What number of lines hold the word "PAKAR"? State that number and nothing besides.

=== Records for processing ===

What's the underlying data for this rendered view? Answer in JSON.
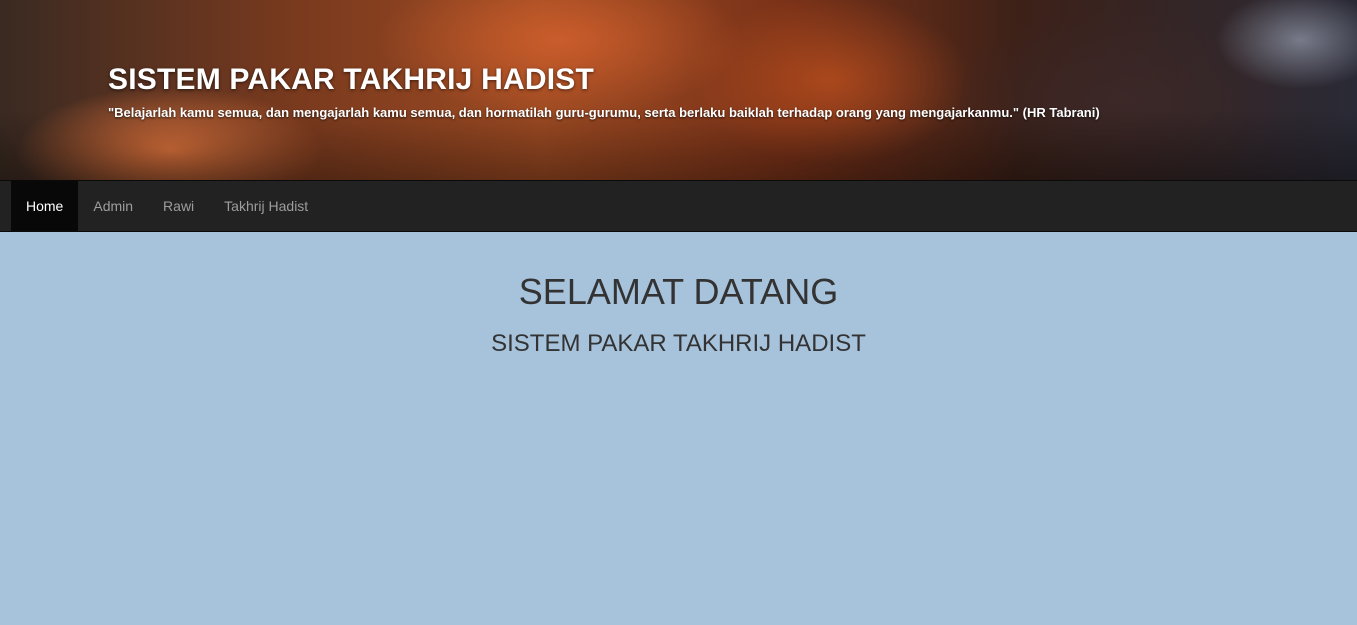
{
  "header": {
    "title": "SISTEM PAKAR TAKHRIJ HADIST",
    "quote": "\"Belajarlah kamu semua, dan mengajarlah kamu semua, dan hormatilah guru-gurumu, serta berlaku baiklah terhadap orang yang mengajarkanmu.\" (HR Tabrani)"
  },
  "nav": {
    "items": [
      {
        "label": "Home",
        "active": true
      },
      {
        "label": "Admin",
        "active": false
      },
      {
        "label": "Rawi",
        "active": false
      },
      {
        "label": "Takhrij Hadist",
        "active": false
      }
    ]
  },
  "main": {
    "heading": "SELAMAT DATANG",
    "subheading": "SISTEM PAKAR TAKHRIJ HADIST"
  },
  "colors": {
    "page_background": "#a7c3dc",
    "navbar_background": "#222222",
    "nav_active_background": "#080808",
    "nav_text": "#9d9d9d",
    "nav_active_text": "#ffffff",
    "body_text": "#333333"
  }
}
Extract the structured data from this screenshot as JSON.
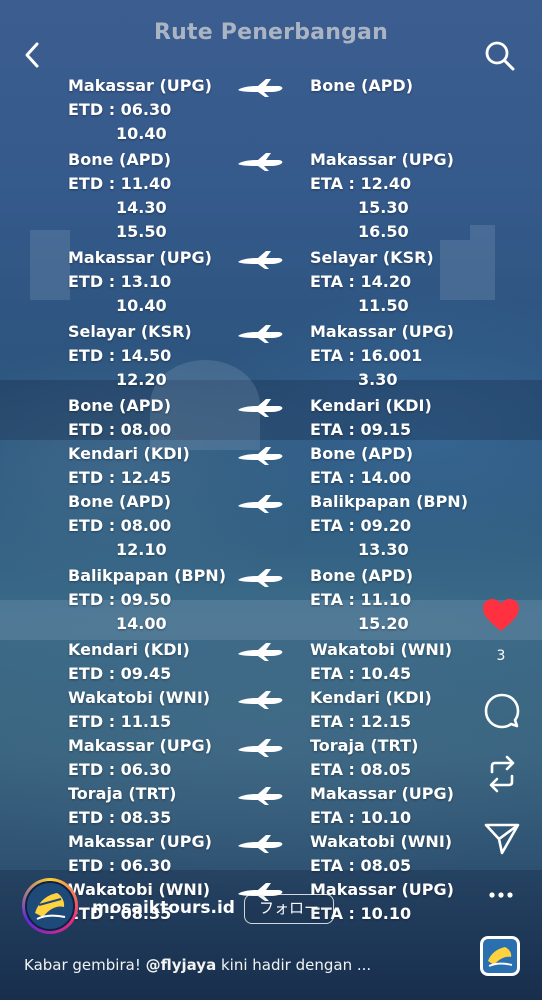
{
  "header": {
    "title": "Rute Penerbangan"
  },
  "icons": {
    "back": "chevron-left-icon",
    "search": "search-icon"
  },
  "routes": [
    {
      "from": "Makassar (UPG)",
      "to": "Bone (APD)",
      "left": [
        "ETD : 06.30",
        "10.40"
      ],
      "right": []
    },
    {
      "from": "Bone (APD)",
      "to": "Makassar (UPG)",
      "left": [
        "ETD : 11.40",
        "14.30",
        "15.50"
      ],
      "right": [
        "ETA : 12.40",
        "15.30",
        "16.50"
      ]
    },
    {
      "from": "Makassar (UPG)",
      "to": "Selayar (KSR)",
      "left": [
        "ETD : 13.10",
        "10.40"
      ],
      "right": [
        "ETA : 14.20",
        "11.50"
      ]
    },
    {
      "from": "Selayar (KSR)",
      "to": "Makassar (UPG)",
      "left": [
        "ETD : 14.50",
        "12.20"
      ],
      "right": [
        "ETA : 16.001",
        "3.30"
      ]
    },
    {
      "from": "Bone (APD)",
      "to": "Kendari (KDI)",
      "left": [
        "ETD : 08.00"
      ],
      "right": [
        "ETA : 09.15"
      ]
    },
    {
      "from": "Kendari (KDI)",
      "to": "Bone (APD)",
      "left": [
        "ETD : 12.45"
      ],
      "right": [
        "ETA : 14.00"
      ]
    },
    {
      "from": "Bone (APD)",
      "to": "Balikpapan (BPN)",
      "left": [
        "ETD : 08.00",
        "12.10"
      ],
      "right": [
        "ETA : 09.20",
        "13.30"
      ]
    },
    {
      "from": "Balikpapan (BPN)",
      "to": "Bone (APD)",
      "left": [
        "ETD : 09.50",
        "14.00"
      ],
      "right": [
        "ETA : 11.10",
        "15.20"
      ]
    },
    {
      "from": "Kendari (KDI)",
      "to": "Wakatobi (WNI)",
      "left": [
        "ETD : 09.45"
      ],
      "right": [
        "ETA : 10.45"
      ]
    },
    {
      "from": "Wakatobi (WNI)",
      "to": "Kendari (KDI)",
      "left": [
        "ETD : 11.15"
      ],
      "right": [
        "ETA : 12.15"
      ]
    },
    {
      "from": "Makassar (UPG)",
      "to": "Toraja (TRT)",
      "left": [
        "ETD : 06.30"
      ],
      "right": [
        "ETA : 08.05"
      ]
    },
    {
      "from": "Toraja (TRT)",
      "to": "Makassar (UPG)",
      "left": [
        "ETD : 08.35"
      ],
      "right": [
        "ETA : 10.10"
      ]
    },
    {
      "from": "Makassar (UPG)",
      "to": "Wakatobi (WNI)",
      "left": [
        "ETD : 06.30"
      ],
      "right": [
        "ETA : 08.05"
      ]
    },
    {
      "from": "Wakatobi (WNI)",
      "to": "Makassar (UPG)",
      "left": [
        "ETD : 08.35"
      ],
      "right": [
        "ETA : 10.10"
      ]
    }
  ],
  "actions": {
    "likes": "3"
  },
  "account": {
    "name": "mosaiktours.id",
    "follow_label": "フォロー"
  },
  "caption": {
    "prefix": "Kabar gembira! ",
    "mention": "@flyjaya",
    "suffix": " kini hadir dengan ..."
  },
  "colors": {
    "heart": "#ff3040",
    "text": "#ffffff",
    "title": "#bfc3cc"
  }
}
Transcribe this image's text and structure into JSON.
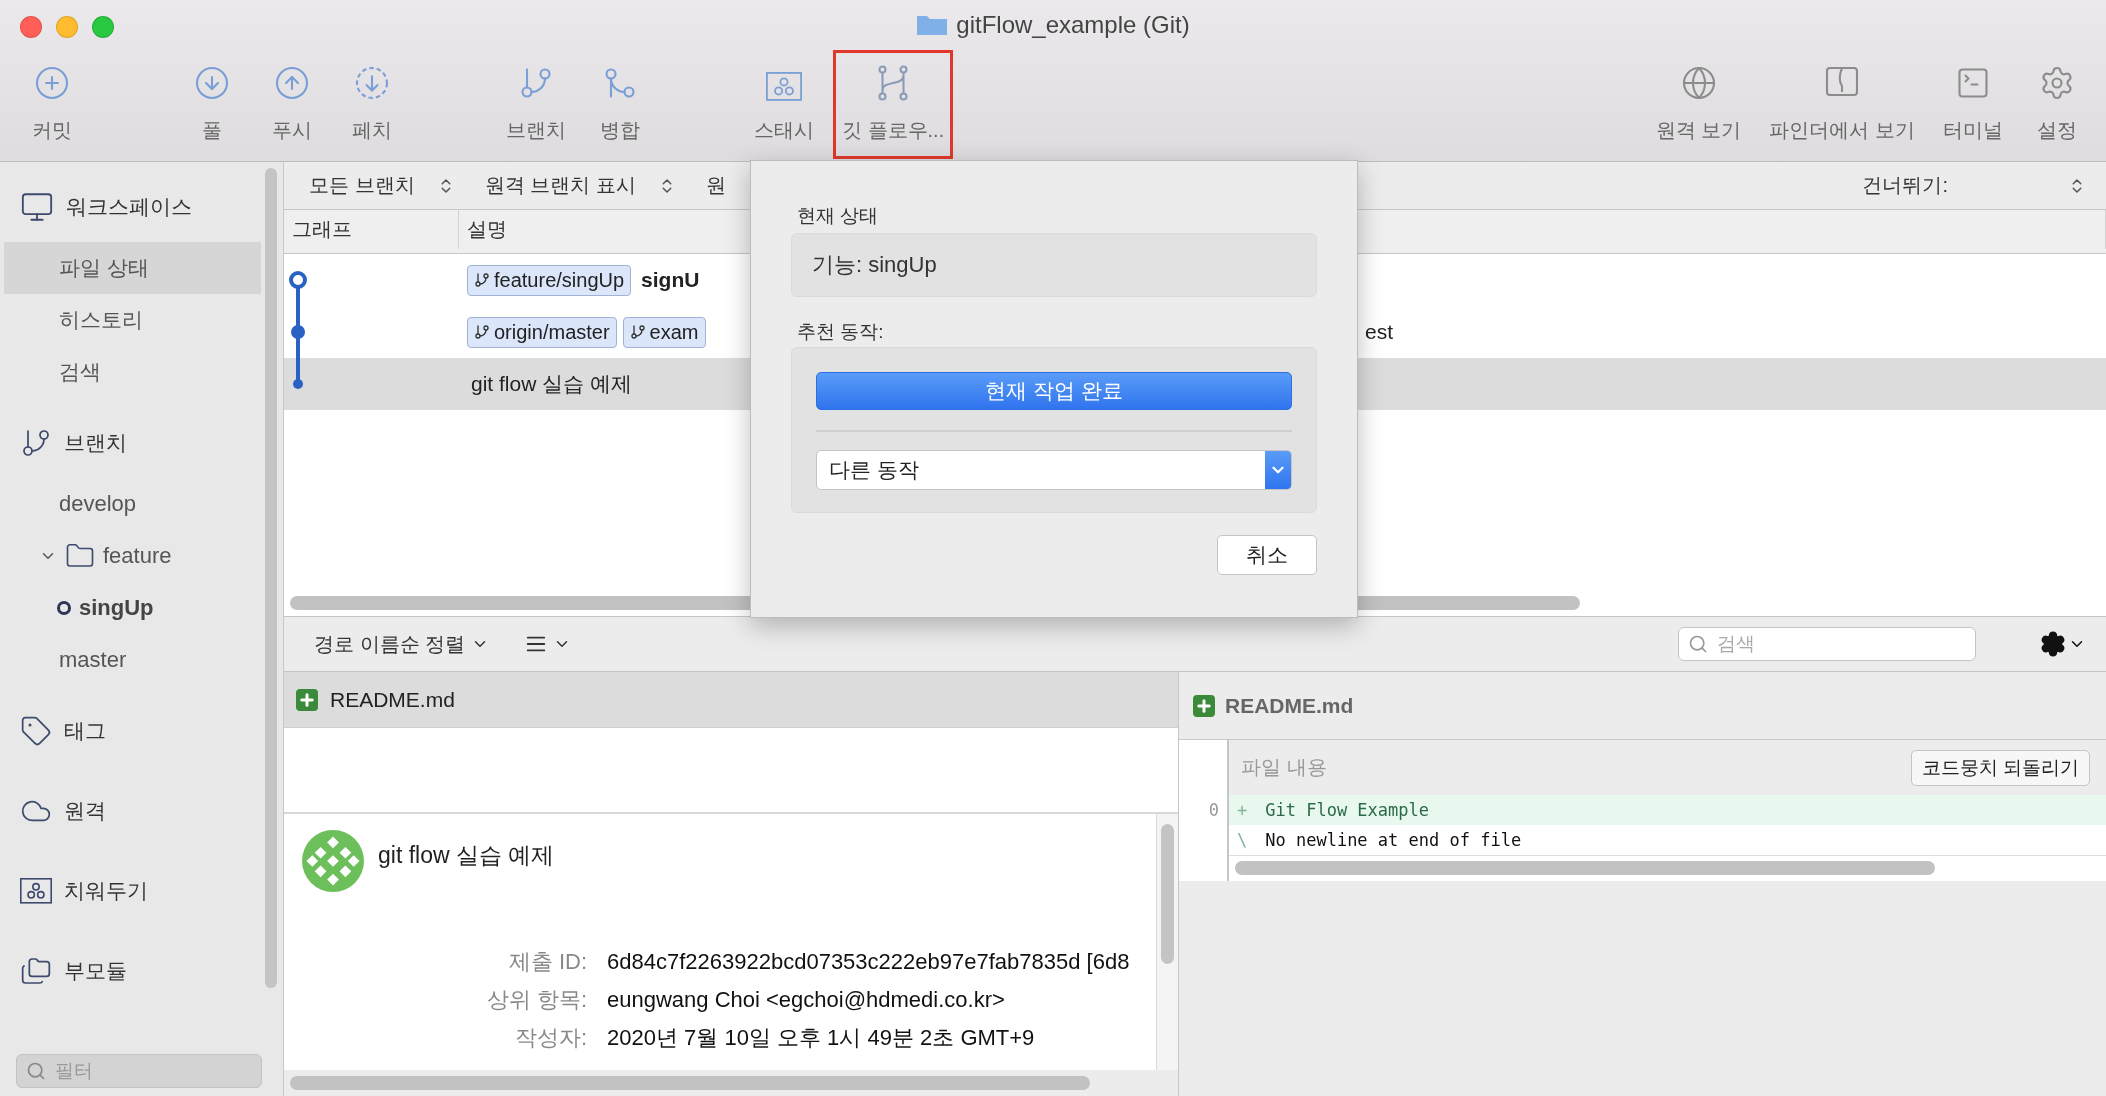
{
  "window": {
    "title": "gitFlow_example (Git)"
  },
  "toolbar": {
    "left_groups": [
      [
        {
          "label": "커밋",
          "kind": "commit",
          "highlighted": false
        }
      ],
      [
        {
          "label": "풀",
          "kind": "pull",
          "highlighted": false
        },
        {
          "label": "푸시",
          "kind": "push",
          "highlighted": false
        },
        {
          "label": "페치",
          "kind": "fetch",
          "highlighted": false
        }
      ],
      [
        {
          "label": "브랜치",
          "kind": "branch",
          "highlighted": false
        },
        {
          "label": "병합",
          "kind": "merge",
          "highlighted": false
        }
      ],
      [
        {
          "label": "스태시",
          "kind": "stash",
          "highlighted": false
        },
        {
          "label": "깃 플로우...",
          "kind": "flow",
          "highlighted": true
        }
      ]
    ],
    "right_items": [
      {
        "label": "원격 보기",
        "kind": "globe",
        "highlighted": false
      },
      {
        "label": "파인더에서 보기",
        "kind": "window",
        "highlighted": false
      },
      {
        "label": "터미널",
        "kind": "terminal",
        "highlighted": false
      },
      {
        "label": "설정",
        "kind": "settings",
        "highlighted": false
      }
    ]
  },
  "sidebar": {
    "sections": [
      {
        "label": "워크스페이스",
        "kind": "monitor",
        "items": [
          {
            "label": "파일 상태",
            "kind": "view",
            "selected": true
          },
          {
            "label": "히스토리",
            "kind": "view",
            "selected": false
          },
          {
            "label": "검색",
            "kind": "view",
            "selected": false
          }
        ]
      },
      {
        "label": "브랜치",
        "kind": "branch",
        "items": [
          {
            "label": "develop",
            "kind": "branch",
            "current": false
          },
          {
            "label": "feature",
            "kind": "folder",
            "expanded": true,
            "children": [
              {
                "label": "singUp",
                "kind": "branch",
                "current": true
              }
            ]
          },
          {
            "label": "master",
            "kind": "branch",
            "current": false
          }
        ]
      },
      {
        "label": "태그",
        "kind": "tag"
      },
      {
        "label": "원격",
        "kind": "cloud"
      },
      {
        "label": "치워두기",
        "kind": "stash"
      },
      {
        "label": "부모듈",
        "kind": "submodule"
      }
    ],
    "filter": {
      "placeholder": "필터"
    }
  },
  "branch_bar": {
    "filters": [
      {
        "label": "모든 브랜치",
        "has_stepper": true
      },
      {
        "label": "원격 브랜치 표시",
        "has_stepper": true
      },
      {
        "label": "원",
        "has_stepper": false
      }
    ],
    "skip_label": "건너뛰기:"
  },
  "commits": {
    "columns": [
      "그래프",
      "설명"
    ],
    "rows": [
      {
        "kind": "head",
        "tags": [
          "feature/singUp"
        ],
        "message": "signU",
        "bold": true,
        "selected": false
      },
      {
        "kind": "commit",
        "tags": [
          "origin/master",
          "exam"
        ],
        "trailing": "est",
        "selected": false
      },
      {
        "kind": "end",
        "message": "git flow 실습 예제",
        "bold": false,
        "selected": true
      }
    ]
  },
  "git_flow_popover": {
    "status_label": "현재 상태",
    "status": "기능: singUp",
    "actions_label": "추천 동작:",
    "primary_action": "현재 작업 완료",
    "other_action": "다른 동작",
    "cancel": "취소"
  },
  "file_list": {
    "sort": "경로 이름순 정렬",
    "files": [
      {
        "name": "README.md",
        "kind": "added",
        "selected": true
      }
    ]
  },
  "commit_detail": {
    "message": "git flow 실습 예제",
    "fields": [
      {
        "label": "제출 ID:",
        "value": "6d84c7f2263922bcd07353c222eb97e7fab7835d [6d8"
      },
      {
        "label": "상위 항목:",
        "value": "eungwang Choi <egchoi@hdmedi.co.kr>"
      },
      {
        "label": "작성자:",
        "value": "2020년 7월 10일 오후 1시 49분 2초 GMT+9"
      }
    ]
  },
  "diff": {
    "search_placeholder": "검색",
    "file": {
      "name": "README.md",
      "kind": "added"
    },
    "hunk": {
      "title": "파일 내용",
      "revert": "코드뭉치 되돌리기",
      "lines": [
        {
          "number": "0",
          "prefix": "+",
          "text": "Git Flow Example",
          "kind": "added"
        },
        {
          "prefix": "\\",
          "text": "No newline at end of file",
          "kind": "context"
        }
      ]
    }
  }
}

===

Finished exercise: 2